Game Systems – Light vs Heavy

In running Savage Worlds which is a very stats light game in comparison to GMing 4th Edition Dungeons or Dragons (or worse 3rd Edition DnD or Hero System/Champions) it’s become interesting to see the differences as they play out.

Savage Worlds lets you as the GM come up with on the fly encounters that are as interesting as any pre-planned encounter simply because it is so stats light.   This isn’t necessarily a rousing endorsement as the variety of attacks, barring magic, psi or super powered settings is pretty limited.  With the ability to shoot, hit or throw something at someone it’s not hard to make a creature on the fly.   This is definitely a pro and a con both.  It’s a pro because it makes it extremely easy for a DM to sandbox a session and to accommodate the players when they bypass his carefully crafted plotlines.   It’s a con in that the bad guys can tend to blur together mechanically.  This puts more creative pressure on the GM to make the bad guys distinct based on something other than their game mechanics.  Which is a pro and con both depending on your players needs and your own creative abilities.
--- --- ---
**YOUR TASKS**
1. Transcribe the whole text on light and heavy game systems, word for word.
2. Please rewrite the records from their first line down through the line containing "The airflow 26 is at (503, 100).", replacing "fully closed" with "completely closed" and changing nothing else. Omit the pictures.
The records are unrelated to the light and heavy game systems text.

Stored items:
--- --- ---
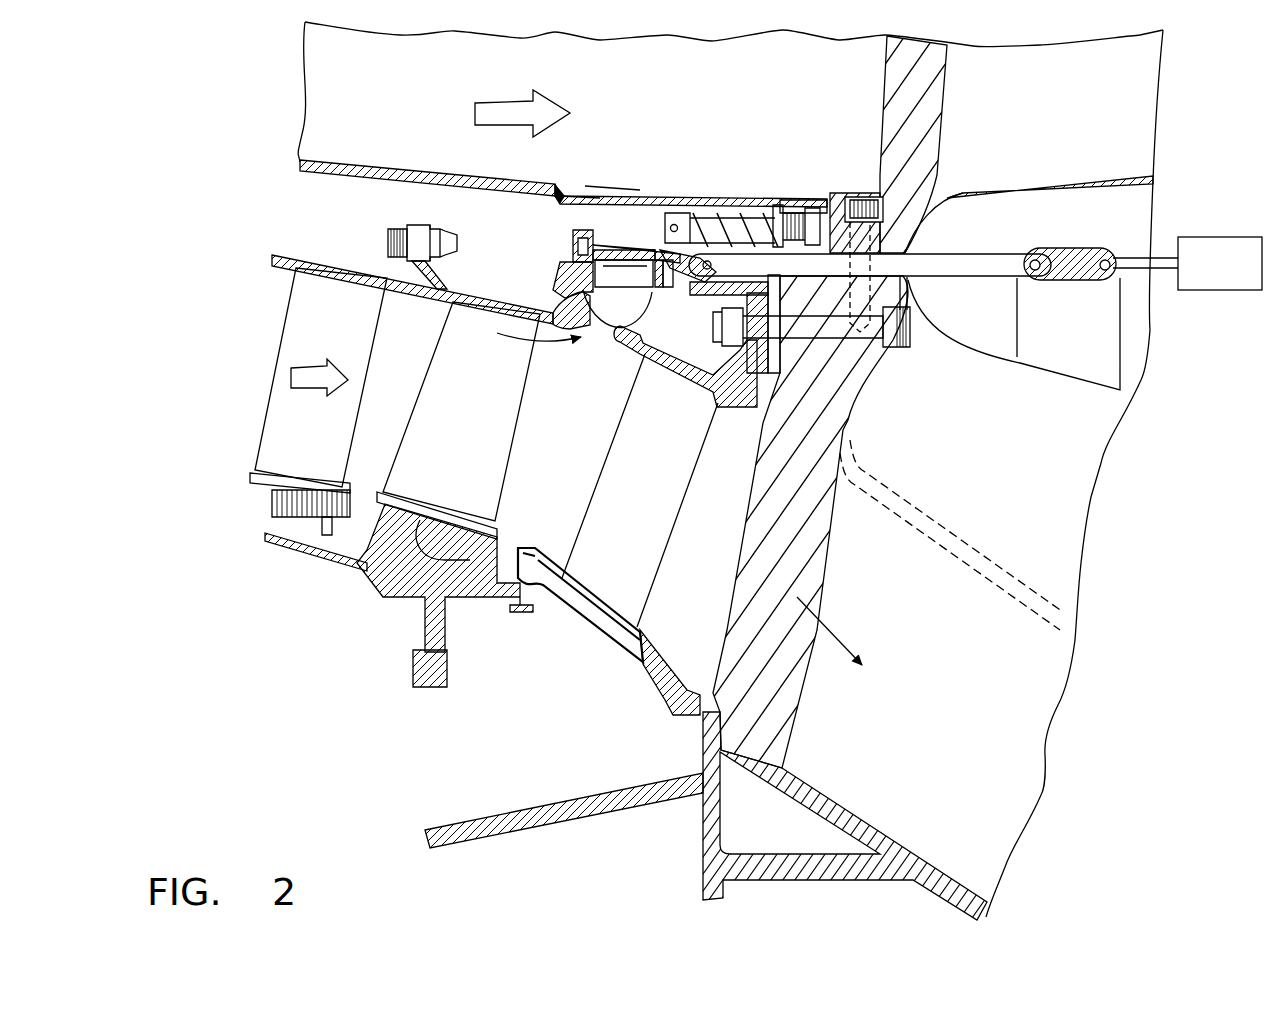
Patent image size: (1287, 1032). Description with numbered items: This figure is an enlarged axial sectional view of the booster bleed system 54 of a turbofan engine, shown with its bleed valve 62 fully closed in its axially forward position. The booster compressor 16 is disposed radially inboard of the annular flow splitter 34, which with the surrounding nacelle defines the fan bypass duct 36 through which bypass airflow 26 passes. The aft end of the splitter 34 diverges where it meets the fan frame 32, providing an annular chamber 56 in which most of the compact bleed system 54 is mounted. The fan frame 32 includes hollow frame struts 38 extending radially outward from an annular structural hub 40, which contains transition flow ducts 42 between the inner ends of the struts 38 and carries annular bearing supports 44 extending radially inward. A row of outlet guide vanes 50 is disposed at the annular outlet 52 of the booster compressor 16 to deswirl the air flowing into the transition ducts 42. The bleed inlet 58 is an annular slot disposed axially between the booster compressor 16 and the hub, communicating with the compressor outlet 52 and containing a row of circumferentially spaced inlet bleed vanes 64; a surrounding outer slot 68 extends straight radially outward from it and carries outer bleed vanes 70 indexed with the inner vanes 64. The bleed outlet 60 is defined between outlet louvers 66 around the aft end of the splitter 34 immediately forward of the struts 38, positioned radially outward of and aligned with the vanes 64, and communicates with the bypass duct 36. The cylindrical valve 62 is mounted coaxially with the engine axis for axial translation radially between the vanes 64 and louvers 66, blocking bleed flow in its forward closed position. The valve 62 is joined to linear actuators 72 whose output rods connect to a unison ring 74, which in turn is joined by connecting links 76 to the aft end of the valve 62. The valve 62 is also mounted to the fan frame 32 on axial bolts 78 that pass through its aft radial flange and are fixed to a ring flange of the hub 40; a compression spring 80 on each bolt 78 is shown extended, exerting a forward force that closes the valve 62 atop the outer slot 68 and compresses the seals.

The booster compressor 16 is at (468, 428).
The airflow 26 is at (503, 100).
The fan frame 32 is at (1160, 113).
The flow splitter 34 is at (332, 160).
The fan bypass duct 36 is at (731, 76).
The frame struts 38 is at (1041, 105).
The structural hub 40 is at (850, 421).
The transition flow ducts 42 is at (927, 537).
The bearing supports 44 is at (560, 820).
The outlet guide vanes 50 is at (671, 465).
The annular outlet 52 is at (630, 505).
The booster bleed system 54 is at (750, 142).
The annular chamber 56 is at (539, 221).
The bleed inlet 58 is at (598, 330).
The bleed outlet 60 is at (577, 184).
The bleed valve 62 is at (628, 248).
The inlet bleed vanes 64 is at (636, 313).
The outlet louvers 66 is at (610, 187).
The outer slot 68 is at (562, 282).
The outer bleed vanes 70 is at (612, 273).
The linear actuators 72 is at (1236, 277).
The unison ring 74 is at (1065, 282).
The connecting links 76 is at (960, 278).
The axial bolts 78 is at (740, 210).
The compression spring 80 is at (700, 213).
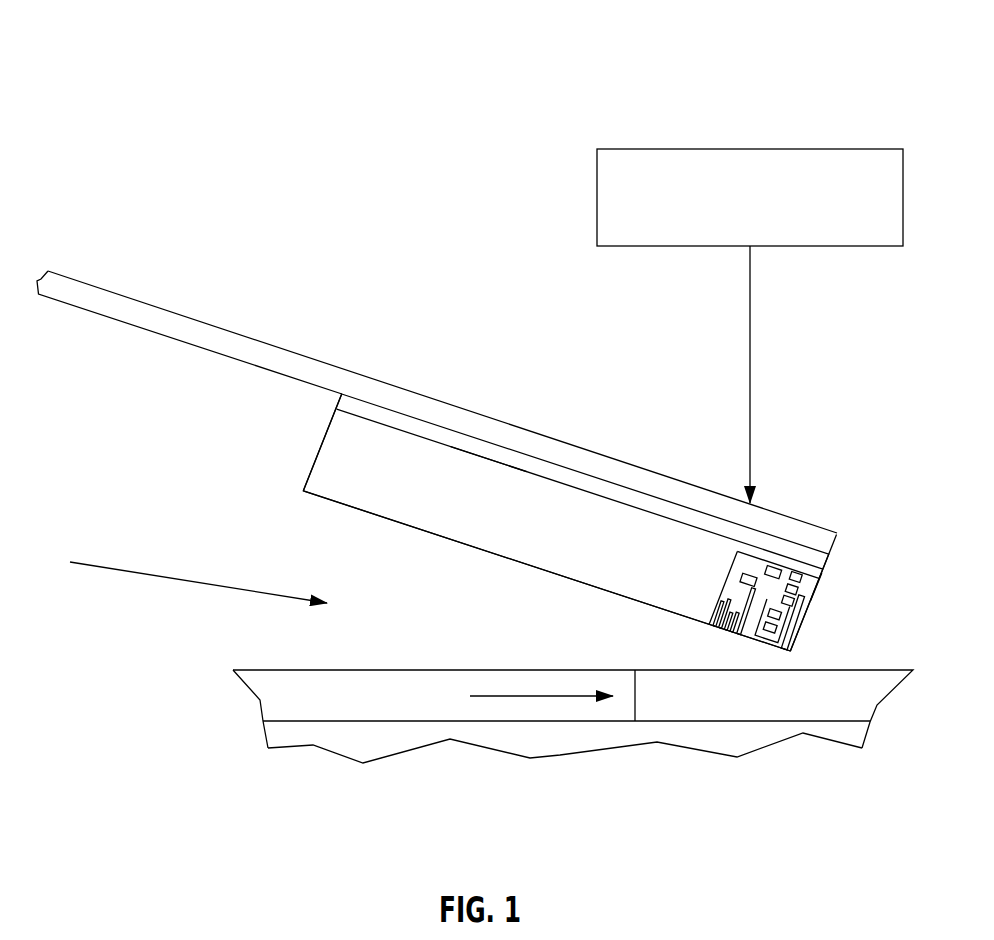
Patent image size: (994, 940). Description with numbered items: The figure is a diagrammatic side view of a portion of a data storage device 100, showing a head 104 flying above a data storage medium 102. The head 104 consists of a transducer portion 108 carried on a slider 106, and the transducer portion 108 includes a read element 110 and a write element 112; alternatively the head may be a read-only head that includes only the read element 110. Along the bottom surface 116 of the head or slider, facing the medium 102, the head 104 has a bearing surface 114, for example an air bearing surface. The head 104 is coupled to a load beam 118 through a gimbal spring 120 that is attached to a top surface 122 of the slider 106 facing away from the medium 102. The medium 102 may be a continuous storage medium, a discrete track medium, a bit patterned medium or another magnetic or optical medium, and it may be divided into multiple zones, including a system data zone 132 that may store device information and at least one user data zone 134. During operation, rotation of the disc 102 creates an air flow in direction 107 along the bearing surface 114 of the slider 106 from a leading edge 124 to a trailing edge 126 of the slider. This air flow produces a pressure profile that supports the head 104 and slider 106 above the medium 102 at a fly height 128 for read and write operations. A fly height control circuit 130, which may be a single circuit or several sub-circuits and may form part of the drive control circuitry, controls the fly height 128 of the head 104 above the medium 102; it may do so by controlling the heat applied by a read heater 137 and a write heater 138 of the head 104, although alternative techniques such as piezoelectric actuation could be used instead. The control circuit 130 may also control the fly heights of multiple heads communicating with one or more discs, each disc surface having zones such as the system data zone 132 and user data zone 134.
--- --- ---
**THE REPLIES**
1.
Game Systems – Light vs Heavy

In running Savage Worlds which is a very stats light game in comparison to GMing 4th Edition Dungeons or Dragons (or worse 3rd Edition DnD or Hero System/Champions) it’s become interesting to see the differences as they play out.

Savage Worlds lets you as the GM come up with on the fly encounters that are as interesting as any pre-planned encounter simply because it is so stats light.   This isn’t necessarily a rousing endorsement as the variety of attacks, barring magic, psi or super powered settings is pretty limited.  With the ability to shoot, hit or throw something at someone it’s not hard to make a creature on the fly.   This is definitely a pro and a con both.  It’s a pro because it makes it extremely easy for a DM to sandbox a session and to accommodate the players when they bypass his carefully crafted plotlines.   It’s a con in that the bad guys can tend to blur together mechanically.  This puts more creative pressure on the GM to make the bad guys distinct based on something other than their game mechanics.  Which is a pro and con both depending on your players needs and your own creative abilities.

2.
Patent image size: (1287, 1032). Description with numbered items: This figure is an enlarged axial sectional view of the booster bleed system 54 of a turbofan engine, shown with its bleed valve 62 completely closed in its axially forward position. The booster compressor 16 is disposed radially inboard of the annular flow splitter 34, which with the surrounding nacelle defines the fan bypass duct 36 through which bypass airflow 26 passes. The aft end of the splitter 34 diverges where it meets the fan frame 32, providing an annular chamber 56 in which most of the compact bleed system 54 is mounted. The fan frame 32 includes hollow frame struts 38 extending radially outward from an annular structural hub 40, which contains transition flow ducts 42 between the inner ends of the struts 38 and carries annular bearing supports 44 extending radially inward. A row of outlet guide vanes 50 is disposed at the annular outlet 52 of the booster compressor 16 to deswirl the air flowing into the transition ducts 42. The bleed inlet 58 is an annular slot disposed axially between the booster compressor 16 and the hub, communicating with the compressor outlet 52 and containing a row of circumferentially spaced inlet bleed vanes 64; a surrounding outer slot 68 extends straight radially outward from it and carries outer bleed vanes 70 indexed with the inner vanes 64. The bleed outlet 60 is defined between outlet louvers 66 around the aft end of the splitter 34 immediately forward of the struts 38, positioned radially outward of and aligned with the vanes 64, and communicates with the bypass duct 36. The cylindrical valve 62 is mounted coaxially with the engine axis for axial translation radially between the vanes 64 and louvers 66, blocking bleed flow in its forward closed position. The valve 62 is joined to linear actuators 72 whose output rods connect to a unison ring 74, which in turn is joined by connecting links 76 to the aft end of the valve 62. The valve 62 is also mounted to the fan frame 32 on axial bolts 78 that pass through its aft radial flange and are fixed to a ring flange of the hub 40; a compression spring 80 on each bolt 78 is shown extended, exerting a forward force that closes the valve 62 atop the outer slot 68 and compresses the seals.

The booster compressor 16 is at (468, 428).
The airflow 26 is at (503, 100).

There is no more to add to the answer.